WRITTEN TASK:
Extract every line of the material that holds the string "your".

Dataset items
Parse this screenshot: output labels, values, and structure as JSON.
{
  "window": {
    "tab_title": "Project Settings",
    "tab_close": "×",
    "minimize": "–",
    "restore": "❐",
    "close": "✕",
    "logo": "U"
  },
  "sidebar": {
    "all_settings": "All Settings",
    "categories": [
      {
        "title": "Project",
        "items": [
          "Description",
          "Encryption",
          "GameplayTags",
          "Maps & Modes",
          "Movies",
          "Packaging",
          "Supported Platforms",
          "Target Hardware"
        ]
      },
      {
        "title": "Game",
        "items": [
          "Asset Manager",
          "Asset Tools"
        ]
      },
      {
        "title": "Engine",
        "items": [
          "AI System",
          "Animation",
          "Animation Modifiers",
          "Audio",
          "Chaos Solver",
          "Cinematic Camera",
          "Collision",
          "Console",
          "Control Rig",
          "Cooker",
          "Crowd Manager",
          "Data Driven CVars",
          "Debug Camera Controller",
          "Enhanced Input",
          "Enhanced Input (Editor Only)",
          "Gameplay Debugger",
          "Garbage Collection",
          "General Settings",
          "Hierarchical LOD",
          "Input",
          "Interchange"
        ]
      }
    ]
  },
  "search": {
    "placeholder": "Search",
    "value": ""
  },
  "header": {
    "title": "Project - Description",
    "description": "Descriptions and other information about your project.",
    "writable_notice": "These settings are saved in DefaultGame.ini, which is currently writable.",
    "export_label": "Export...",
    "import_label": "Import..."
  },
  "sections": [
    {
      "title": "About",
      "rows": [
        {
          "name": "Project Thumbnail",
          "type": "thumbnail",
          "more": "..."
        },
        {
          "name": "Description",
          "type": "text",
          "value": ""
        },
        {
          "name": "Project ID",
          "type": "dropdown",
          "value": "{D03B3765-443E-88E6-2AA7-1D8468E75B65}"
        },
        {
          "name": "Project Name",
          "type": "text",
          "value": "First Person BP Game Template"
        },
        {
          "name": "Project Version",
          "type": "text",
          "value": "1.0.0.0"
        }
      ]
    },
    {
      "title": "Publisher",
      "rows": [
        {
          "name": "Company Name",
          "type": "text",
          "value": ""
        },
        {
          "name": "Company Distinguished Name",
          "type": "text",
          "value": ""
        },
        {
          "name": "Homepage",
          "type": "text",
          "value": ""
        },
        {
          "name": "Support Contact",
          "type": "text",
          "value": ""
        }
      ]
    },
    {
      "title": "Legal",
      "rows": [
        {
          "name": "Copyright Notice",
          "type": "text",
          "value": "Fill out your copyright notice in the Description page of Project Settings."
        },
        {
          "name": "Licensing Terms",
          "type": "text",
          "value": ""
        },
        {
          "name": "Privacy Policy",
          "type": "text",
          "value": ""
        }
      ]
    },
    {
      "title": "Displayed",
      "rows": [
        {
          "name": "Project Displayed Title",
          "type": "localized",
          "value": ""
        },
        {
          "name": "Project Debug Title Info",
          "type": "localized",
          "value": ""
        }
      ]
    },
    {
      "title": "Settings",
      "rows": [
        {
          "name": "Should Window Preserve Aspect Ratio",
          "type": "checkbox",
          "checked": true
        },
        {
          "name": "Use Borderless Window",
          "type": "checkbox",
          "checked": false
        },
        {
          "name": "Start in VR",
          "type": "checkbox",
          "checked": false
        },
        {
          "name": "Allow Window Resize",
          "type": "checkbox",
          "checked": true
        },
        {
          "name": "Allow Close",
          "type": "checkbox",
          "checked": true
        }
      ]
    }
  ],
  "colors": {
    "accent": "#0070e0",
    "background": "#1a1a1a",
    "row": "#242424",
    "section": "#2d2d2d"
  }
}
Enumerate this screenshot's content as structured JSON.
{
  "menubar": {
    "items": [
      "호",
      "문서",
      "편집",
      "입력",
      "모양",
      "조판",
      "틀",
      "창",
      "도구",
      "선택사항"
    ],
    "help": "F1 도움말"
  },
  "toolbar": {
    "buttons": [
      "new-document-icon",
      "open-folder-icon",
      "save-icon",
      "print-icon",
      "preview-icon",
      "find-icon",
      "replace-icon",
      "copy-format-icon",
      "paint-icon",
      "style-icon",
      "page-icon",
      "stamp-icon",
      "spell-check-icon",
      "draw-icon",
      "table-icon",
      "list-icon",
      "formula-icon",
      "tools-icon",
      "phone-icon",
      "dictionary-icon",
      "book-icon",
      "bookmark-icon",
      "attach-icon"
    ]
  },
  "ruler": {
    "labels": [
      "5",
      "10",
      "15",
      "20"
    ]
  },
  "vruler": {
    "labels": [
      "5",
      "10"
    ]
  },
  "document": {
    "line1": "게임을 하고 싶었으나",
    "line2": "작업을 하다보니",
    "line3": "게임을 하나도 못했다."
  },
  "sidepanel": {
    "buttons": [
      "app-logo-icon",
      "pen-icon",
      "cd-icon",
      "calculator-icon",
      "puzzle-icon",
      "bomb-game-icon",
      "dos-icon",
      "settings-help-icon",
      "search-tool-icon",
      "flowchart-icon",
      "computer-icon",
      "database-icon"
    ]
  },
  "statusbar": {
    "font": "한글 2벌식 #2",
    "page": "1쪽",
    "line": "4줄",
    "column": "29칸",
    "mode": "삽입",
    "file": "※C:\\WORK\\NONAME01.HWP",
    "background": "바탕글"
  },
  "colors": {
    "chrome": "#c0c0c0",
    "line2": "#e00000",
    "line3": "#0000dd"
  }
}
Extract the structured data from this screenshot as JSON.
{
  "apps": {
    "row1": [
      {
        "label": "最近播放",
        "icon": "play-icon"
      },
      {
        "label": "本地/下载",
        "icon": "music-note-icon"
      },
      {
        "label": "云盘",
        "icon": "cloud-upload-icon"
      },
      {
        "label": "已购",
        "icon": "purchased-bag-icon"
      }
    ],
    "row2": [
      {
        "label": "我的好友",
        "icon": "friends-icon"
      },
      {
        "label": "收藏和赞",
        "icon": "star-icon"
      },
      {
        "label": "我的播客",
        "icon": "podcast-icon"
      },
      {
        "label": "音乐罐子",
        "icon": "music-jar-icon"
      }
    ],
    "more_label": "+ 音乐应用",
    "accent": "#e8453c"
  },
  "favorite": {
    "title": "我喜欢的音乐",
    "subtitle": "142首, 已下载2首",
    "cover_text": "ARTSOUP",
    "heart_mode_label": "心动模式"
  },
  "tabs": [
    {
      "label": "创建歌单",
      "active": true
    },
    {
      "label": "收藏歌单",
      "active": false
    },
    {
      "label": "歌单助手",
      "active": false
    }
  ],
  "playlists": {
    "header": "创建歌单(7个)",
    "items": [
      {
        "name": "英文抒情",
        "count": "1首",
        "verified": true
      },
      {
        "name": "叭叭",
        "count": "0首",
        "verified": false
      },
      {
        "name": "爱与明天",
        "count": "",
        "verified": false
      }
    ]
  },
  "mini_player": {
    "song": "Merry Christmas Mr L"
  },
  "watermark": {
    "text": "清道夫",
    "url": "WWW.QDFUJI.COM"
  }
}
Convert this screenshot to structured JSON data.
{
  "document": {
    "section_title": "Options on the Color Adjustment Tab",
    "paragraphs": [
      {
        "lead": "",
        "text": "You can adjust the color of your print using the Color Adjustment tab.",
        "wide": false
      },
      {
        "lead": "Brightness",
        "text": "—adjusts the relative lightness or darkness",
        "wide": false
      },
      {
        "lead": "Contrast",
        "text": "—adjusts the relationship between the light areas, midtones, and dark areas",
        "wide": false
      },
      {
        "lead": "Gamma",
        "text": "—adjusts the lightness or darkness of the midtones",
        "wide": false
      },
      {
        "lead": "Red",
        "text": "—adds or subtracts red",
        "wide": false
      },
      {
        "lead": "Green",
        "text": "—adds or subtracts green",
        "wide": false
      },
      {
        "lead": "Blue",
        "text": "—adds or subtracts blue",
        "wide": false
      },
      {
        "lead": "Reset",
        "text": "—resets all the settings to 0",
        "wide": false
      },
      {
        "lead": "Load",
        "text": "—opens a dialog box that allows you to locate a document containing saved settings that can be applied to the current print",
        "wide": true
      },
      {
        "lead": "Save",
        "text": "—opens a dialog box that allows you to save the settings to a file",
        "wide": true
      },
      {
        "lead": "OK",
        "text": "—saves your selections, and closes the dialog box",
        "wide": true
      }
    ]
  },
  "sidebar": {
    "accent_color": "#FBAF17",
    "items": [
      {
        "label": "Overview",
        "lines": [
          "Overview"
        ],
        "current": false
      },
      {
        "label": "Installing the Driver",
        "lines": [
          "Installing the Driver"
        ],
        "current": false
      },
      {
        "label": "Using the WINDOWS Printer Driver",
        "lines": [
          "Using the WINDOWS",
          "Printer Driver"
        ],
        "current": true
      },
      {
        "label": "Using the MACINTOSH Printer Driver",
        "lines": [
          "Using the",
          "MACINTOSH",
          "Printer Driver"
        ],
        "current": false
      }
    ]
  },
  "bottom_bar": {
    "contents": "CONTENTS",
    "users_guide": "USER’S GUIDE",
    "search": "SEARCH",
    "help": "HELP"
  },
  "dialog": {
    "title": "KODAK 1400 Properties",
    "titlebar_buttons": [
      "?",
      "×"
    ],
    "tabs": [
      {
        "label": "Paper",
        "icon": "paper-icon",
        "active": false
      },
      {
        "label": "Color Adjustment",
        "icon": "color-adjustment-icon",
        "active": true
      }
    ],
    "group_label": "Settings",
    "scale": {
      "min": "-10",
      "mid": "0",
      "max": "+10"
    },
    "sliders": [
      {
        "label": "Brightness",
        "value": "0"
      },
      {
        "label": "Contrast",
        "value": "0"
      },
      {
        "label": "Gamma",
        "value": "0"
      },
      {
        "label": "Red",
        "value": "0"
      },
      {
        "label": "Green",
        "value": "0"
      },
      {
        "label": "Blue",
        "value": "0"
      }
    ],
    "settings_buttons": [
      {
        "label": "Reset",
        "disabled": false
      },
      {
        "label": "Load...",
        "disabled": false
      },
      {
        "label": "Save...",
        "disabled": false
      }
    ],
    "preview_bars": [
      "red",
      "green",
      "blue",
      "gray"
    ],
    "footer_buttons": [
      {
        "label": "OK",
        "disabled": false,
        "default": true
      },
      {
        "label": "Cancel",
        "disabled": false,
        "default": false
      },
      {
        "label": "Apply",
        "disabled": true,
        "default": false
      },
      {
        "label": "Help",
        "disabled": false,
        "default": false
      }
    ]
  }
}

RESPONSE:
    "description": "Descriptions and other information about your project.",
          "value": "Fill out your copyright notice in the Description page of Project Settings."
        "text": "You can adjust the color of your print using the Color Adjustment tab.",
        "text": "—saves your selections, and closes the dialog box",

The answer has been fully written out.